The problem>
For each line in the data below that holds "evaporator", return a copy.

Record excerpts>
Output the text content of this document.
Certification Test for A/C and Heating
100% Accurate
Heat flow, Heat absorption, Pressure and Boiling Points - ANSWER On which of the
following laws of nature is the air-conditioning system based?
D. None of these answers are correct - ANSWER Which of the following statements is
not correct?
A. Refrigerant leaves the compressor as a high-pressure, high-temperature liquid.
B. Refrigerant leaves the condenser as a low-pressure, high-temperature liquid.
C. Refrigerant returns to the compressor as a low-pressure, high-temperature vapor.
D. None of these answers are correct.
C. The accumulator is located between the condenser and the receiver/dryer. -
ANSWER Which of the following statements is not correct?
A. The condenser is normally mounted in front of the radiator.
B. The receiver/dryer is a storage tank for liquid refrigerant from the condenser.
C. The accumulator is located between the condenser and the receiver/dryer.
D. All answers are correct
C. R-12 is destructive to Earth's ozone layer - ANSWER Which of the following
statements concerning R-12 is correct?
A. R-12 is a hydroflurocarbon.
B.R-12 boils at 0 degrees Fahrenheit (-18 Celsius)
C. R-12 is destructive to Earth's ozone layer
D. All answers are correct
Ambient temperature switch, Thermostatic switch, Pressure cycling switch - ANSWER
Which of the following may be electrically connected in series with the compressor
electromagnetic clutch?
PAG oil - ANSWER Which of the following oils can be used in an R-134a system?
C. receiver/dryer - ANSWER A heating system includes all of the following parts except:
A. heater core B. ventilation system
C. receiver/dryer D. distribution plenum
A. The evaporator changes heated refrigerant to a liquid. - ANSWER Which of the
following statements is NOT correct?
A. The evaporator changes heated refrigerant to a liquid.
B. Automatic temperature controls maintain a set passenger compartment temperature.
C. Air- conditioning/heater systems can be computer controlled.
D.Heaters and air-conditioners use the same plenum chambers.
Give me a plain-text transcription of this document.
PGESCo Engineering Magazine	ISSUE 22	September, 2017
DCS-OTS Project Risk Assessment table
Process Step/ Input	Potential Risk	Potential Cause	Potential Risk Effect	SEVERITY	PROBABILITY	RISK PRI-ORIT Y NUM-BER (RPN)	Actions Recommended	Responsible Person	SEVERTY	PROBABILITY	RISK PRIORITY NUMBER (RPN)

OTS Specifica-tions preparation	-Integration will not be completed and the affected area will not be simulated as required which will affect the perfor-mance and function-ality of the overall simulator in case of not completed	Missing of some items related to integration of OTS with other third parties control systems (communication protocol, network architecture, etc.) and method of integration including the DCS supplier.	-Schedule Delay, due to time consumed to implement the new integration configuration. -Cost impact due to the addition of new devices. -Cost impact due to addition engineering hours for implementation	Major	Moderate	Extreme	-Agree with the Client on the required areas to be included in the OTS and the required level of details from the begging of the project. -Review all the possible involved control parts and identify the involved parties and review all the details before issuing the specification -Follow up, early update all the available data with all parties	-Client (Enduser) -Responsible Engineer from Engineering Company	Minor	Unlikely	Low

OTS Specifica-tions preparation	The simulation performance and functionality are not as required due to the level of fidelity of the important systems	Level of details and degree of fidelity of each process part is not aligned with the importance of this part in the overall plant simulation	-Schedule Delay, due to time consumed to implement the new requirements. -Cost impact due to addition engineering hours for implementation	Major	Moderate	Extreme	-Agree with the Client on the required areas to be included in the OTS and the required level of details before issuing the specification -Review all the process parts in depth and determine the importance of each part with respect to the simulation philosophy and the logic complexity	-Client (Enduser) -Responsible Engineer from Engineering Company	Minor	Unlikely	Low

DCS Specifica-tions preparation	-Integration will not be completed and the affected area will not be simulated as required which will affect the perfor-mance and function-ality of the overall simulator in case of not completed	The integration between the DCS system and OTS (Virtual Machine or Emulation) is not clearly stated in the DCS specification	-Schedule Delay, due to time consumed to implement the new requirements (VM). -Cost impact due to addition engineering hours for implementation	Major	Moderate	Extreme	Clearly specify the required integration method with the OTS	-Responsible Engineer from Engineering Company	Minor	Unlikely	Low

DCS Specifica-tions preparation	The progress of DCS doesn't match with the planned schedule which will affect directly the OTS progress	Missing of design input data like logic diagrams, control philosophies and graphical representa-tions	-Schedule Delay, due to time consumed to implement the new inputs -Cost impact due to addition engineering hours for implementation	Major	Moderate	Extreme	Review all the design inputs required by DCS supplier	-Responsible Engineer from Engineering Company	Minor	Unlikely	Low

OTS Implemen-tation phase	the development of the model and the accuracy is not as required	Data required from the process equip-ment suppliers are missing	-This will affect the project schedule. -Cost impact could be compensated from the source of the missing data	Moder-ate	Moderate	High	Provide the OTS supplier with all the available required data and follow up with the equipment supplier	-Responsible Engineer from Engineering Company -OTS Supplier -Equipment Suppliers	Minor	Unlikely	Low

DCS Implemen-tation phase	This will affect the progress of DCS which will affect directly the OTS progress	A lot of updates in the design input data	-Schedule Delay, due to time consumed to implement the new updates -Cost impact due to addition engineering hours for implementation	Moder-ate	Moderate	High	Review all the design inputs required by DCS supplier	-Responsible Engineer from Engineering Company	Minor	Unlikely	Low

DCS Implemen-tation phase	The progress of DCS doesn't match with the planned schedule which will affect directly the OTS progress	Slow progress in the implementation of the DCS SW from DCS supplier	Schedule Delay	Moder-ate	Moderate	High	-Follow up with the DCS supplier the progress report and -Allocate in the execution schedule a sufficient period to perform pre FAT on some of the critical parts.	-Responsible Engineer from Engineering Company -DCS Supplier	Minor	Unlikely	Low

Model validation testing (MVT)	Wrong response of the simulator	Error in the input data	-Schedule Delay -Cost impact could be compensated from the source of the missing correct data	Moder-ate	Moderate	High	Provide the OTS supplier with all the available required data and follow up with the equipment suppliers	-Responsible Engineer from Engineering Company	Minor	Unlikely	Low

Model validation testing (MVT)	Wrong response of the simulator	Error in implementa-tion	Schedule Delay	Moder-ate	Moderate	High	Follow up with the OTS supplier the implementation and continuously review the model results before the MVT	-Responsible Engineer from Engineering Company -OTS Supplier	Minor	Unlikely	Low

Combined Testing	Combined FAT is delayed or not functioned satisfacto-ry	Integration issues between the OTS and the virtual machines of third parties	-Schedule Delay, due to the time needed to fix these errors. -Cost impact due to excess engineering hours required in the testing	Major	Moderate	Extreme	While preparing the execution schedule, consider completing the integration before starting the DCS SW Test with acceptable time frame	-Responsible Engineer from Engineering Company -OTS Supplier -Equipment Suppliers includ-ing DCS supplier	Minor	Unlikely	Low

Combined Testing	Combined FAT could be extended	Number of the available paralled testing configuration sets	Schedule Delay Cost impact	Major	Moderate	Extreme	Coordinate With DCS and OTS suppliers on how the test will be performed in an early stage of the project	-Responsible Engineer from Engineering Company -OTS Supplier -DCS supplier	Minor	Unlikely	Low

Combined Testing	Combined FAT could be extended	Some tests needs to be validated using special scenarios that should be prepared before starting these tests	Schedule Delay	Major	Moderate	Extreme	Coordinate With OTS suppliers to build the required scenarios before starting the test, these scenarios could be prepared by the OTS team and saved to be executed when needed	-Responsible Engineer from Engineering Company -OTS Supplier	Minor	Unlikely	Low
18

Written answer>
A. The evaporator changes heated refrigerant to a liquid. - ANSWER Which of the
A. The evaporator changes heated refrigerant to a liquid.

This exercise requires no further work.